Begin DATASET EXCERPTS

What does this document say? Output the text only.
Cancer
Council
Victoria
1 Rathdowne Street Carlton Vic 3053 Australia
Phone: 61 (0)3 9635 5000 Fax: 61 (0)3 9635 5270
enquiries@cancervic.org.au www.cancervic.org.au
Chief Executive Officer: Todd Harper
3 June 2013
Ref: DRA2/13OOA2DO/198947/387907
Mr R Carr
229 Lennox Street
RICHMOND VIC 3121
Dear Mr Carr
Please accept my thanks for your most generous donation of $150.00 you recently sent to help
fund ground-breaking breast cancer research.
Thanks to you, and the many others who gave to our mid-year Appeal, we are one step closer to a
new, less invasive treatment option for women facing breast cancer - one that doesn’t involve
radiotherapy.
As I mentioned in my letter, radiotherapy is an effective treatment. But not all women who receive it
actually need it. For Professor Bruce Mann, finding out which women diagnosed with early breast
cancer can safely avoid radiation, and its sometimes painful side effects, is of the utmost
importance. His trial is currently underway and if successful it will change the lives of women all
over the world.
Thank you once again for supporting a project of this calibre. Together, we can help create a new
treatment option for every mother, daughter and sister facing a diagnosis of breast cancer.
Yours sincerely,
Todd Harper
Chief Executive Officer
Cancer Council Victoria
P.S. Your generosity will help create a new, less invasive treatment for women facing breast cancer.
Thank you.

End DATASET EXCERPTS

• [TASK OBJECTIVE]:
Quote the entire listing above exactly.

• [SOLUTION TO THE PROBLEM]:
What does this document say? Output the text only.
Cancer
Council
Victoria
1 Rathdowne Street Carlton Vic 3053 Australia
Phone: 61 (0)3 9635 5000 Fax: 61 (0)3 9635 5270
enquiries@cancervic.org.au www.cancervic.org.au
Chief Executive Officer: Todd Harper
3 June 2013
Ref: DRA2/13OOA2DO/198947/387907
Mr R Carr
229 Lennox Street
RICHMOND VIC 3121
Dear Mr Carr
Please accept my thanks for your most generous donation of $150.00 you recently sent to help
fund ground-breaking breast cancer research.
Thanks to you, and the many others who gave to our mid-year Appeal, we are one step closer to a
new, less invasive treatment option for women facing breast cancer - one that doesn’t involve
radiotherapy.
As I mentioned in my letter, radiotherapy is an effective treatment. But not all women who receive it
actually need it. For Professor Bruce Mann, finding out which women diagnosed with early breast
cancer can safely avoid radiation, and its sometimes painful side effects, is of the utmost
importance. His trial is currently underway and if successful it will change the lives of women all
over the world.
Thank you once again for supporting a project of this calibre. Together, we can help create a new
treatment option for every mother, daughter and sister facing a diagnosis of breast cancer.
Yours sincerely,
Todd Harper
Chief Executive Officer
Cancer Council Victoria
P.S. Your generosity will help create a new, less invasive treatment for women facing breast cancer.
Thank you.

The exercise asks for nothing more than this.